[Begin DATA LINES]
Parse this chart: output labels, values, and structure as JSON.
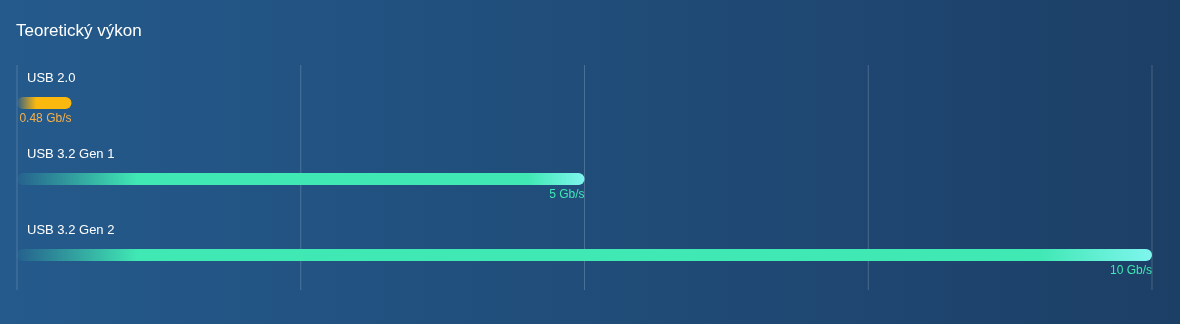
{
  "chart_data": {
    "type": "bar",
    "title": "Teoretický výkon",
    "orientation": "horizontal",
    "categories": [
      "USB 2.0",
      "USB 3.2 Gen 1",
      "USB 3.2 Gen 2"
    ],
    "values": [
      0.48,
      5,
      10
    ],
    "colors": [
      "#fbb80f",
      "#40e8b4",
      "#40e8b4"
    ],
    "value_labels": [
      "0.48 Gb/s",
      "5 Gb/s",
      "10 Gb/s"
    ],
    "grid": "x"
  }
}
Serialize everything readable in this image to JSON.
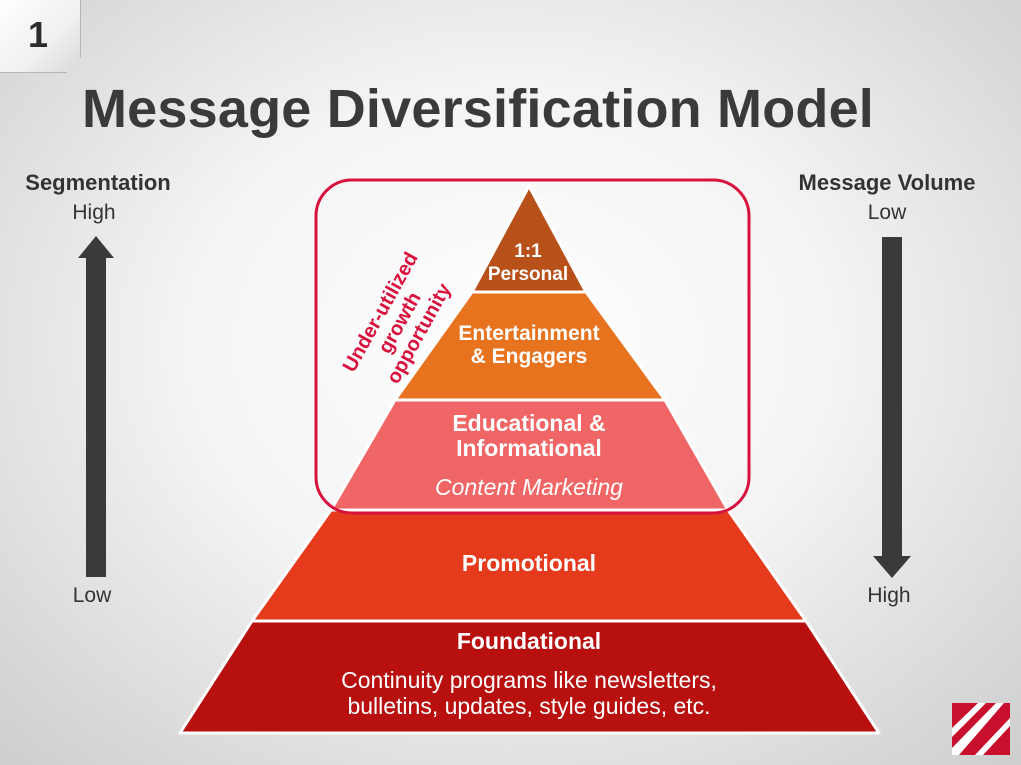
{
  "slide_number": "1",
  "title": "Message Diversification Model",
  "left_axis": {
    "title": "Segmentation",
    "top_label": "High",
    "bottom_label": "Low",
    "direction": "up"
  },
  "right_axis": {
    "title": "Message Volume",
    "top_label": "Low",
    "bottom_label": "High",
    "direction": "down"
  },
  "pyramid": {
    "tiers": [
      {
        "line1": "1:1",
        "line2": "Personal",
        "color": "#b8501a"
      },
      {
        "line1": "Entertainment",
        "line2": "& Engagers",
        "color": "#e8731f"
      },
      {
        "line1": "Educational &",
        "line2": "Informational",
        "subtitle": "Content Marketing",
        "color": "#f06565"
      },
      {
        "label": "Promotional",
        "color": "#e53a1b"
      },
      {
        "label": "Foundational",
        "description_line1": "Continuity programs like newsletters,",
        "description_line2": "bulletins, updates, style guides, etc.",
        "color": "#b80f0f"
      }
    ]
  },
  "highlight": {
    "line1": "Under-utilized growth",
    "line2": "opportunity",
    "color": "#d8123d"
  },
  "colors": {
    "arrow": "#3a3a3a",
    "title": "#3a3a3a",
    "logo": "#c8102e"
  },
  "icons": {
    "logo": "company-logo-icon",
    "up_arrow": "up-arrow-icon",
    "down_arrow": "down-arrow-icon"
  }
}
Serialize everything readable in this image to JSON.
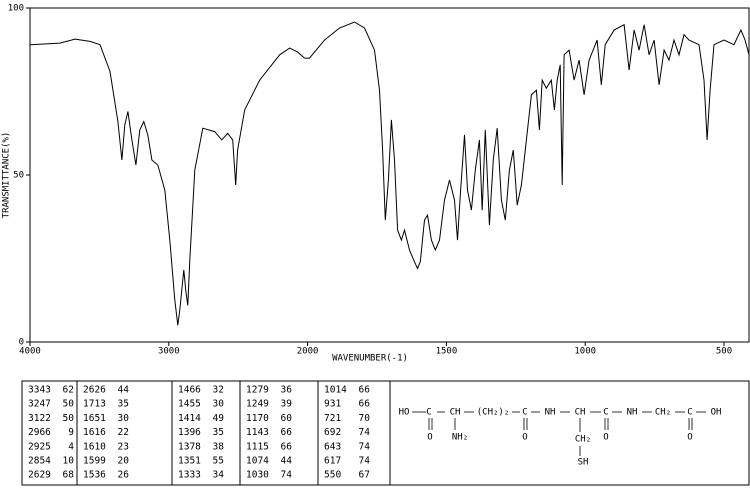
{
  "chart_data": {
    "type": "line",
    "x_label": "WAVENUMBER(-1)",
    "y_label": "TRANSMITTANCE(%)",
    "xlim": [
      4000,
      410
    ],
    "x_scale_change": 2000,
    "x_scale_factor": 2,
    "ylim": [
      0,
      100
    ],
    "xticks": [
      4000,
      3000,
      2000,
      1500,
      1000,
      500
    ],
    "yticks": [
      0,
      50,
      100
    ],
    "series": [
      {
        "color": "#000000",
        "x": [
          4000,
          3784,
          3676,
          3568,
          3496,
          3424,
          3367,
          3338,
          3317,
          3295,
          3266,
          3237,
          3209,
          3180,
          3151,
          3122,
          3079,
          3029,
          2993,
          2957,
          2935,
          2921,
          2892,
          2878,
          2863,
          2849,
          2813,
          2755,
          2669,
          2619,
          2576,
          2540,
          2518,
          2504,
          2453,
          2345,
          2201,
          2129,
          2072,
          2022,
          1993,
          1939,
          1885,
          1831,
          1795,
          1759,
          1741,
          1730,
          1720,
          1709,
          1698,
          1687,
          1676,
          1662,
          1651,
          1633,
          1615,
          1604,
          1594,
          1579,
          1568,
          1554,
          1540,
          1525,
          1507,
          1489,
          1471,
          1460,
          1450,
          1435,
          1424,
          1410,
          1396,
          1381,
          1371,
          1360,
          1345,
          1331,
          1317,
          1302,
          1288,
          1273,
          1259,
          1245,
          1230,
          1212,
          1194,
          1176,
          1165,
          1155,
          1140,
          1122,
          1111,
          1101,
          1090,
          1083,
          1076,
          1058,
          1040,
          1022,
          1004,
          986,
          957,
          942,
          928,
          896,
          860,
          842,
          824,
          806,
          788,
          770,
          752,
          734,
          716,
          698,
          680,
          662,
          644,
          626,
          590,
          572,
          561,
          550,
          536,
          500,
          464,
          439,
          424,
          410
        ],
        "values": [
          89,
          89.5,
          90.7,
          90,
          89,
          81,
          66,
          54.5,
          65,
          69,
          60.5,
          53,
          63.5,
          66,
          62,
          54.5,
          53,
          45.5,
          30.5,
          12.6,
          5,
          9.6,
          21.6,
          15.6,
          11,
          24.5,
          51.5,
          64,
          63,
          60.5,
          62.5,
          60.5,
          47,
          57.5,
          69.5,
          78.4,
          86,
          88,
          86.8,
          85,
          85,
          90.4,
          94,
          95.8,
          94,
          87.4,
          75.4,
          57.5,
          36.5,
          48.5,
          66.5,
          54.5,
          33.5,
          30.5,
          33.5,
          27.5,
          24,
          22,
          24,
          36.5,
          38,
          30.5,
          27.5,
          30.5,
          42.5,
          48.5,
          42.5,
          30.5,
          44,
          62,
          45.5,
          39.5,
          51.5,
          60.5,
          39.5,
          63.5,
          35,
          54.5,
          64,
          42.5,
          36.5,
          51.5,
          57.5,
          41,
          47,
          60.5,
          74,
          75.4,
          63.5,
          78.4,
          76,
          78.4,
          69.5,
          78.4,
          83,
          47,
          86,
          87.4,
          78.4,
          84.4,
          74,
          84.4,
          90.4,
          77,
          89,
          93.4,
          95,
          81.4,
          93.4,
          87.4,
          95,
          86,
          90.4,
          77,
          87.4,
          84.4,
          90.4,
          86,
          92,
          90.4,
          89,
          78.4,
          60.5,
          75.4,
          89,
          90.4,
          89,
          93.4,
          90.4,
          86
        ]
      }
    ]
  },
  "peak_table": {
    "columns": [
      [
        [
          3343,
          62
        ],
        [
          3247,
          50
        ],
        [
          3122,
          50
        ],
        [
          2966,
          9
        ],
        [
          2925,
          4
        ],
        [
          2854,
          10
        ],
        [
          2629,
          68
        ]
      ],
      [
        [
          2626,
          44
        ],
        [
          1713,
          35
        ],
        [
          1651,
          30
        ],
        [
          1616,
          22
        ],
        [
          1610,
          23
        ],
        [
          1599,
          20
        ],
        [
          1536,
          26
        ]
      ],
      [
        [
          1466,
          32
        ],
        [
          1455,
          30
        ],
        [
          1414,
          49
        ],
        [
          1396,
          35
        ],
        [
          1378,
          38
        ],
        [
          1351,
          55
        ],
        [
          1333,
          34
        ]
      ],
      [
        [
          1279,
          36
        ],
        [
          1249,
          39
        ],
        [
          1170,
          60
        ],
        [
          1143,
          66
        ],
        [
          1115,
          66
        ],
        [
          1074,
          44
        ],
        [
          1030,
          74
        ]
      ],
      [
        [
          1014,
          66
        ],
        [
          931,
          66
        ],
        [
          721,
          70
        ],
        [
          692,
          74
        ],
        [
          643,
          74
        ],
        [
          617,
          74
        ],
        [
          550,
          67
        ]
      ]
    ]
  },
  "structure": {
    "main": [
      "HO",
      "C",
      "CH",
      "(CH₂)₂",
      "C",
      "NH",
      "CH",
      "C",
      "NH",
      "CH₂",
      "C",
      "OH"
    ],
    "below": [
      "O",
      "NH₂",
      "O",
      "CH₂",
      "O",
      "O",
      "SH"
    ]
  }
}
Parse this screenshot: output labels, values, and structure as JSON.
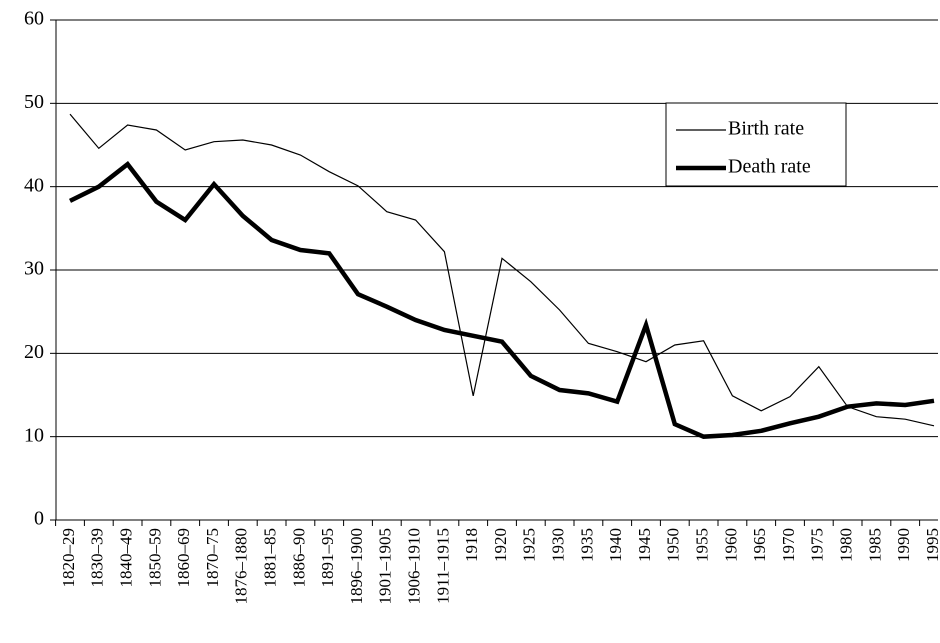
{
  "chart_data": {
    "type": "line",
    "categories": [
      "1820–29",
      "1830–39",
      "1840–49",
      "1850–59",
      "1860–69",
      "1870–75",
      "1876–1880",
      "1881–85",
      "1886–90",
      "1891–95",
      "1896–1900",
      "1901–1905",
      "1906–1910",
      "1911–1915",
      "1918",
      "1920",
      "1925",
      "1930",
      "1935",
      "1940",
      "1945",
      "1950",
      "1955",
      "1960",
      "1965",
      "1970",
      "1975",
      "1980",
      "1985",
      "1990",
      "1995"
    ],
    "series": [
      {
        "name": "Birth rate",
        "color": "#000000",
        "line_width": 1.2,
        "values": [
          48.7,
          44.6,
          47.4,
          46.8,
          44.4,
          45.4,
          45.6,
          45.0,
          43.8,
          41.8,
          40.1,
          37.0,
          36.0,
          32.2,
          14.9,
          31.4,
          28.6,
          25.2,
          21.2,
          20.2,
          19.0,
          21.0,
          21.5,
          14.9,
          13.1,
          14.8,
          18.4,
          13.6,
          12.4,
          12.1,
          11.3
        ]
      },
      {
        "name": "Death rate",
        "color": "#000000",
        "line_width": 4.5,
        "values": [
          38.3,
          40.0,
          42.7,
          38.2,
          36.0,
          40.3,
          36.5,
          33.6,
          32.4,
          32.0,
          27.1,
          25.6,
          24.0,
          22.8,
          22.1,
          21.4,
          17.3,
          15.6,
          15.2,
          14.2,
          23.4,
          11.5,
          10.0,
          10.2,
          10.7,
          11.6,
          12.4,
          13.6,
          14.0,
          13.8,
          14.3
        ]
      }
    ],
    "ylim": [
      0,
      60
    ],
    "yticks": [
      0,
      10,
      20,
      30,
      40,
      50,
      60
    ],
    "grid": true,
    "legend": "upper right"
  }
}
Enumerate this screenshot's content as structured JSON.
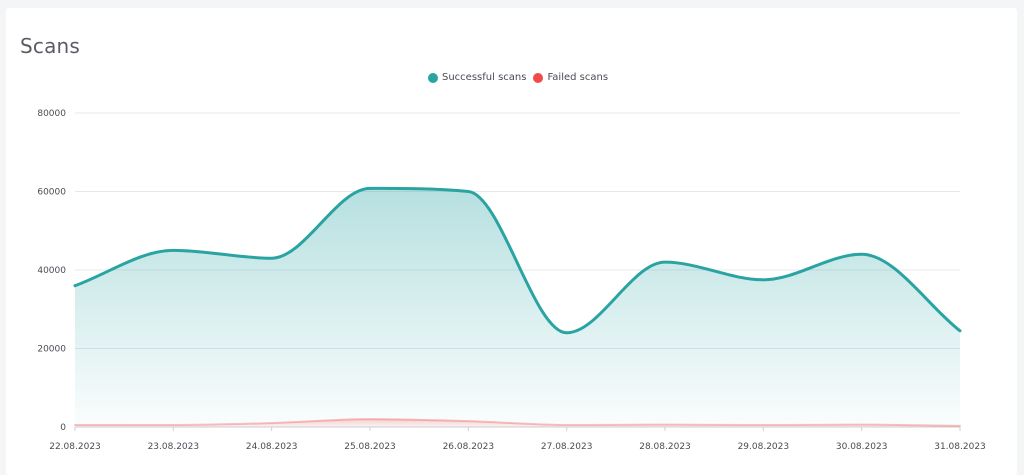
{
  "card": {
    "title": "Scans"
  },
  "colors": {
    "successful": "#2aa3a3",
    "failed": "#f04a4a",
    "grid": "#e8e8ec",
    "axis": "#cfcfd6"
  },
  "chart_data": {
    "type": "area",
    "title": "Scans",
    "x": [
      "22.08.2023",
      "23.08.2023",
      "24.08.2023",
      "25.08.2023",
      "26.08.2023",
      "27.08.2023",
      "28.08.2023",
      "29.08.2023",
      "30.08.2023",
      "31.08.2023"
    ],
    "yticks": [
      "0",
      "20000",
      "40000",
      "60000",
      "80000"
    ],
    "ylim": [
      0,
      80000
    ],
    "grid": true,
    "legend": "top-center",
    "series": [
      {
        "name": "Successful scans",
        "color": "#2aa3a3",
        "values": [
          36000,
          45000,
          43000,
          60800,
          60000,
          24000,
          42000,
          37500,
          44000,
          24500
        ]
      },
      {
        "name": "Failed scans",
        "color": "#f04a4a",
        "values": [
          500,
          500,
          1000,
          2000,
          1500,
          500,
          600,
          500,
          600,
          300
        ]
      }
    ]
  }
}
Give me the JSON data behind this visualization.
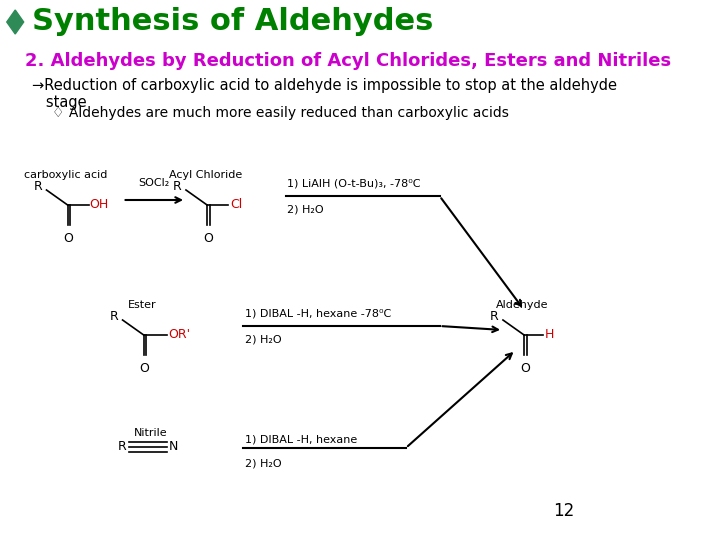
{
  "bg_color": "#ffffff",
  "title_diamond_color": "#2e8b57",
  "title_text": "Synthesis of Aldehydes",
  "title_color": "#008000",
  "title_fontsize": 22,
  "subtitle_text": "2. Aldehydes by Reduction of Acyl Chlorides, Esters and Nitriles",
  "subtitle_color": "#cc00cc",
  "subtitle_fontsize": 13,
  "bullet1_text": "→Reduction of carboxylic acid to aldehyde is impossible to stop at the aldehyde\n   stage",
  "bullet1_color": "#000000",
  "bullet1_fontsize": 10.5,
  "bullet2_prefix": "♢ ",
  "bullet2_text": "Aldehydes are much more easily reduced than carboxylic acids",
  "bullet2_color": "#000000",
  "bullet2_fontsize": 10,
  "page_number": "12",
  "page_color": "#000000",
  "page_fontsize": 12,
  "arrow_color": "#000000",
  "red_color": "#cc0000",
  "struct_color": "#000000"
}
[End DATA LINES]
PROBLEM DETAILS: Which lines of the material contain the string "name"? List each of them.

FULL ANSWER:
        "name": "Birth rate",
        "name": "Death rate",
        "name": "Successful scans",
        "name": "Failed scans",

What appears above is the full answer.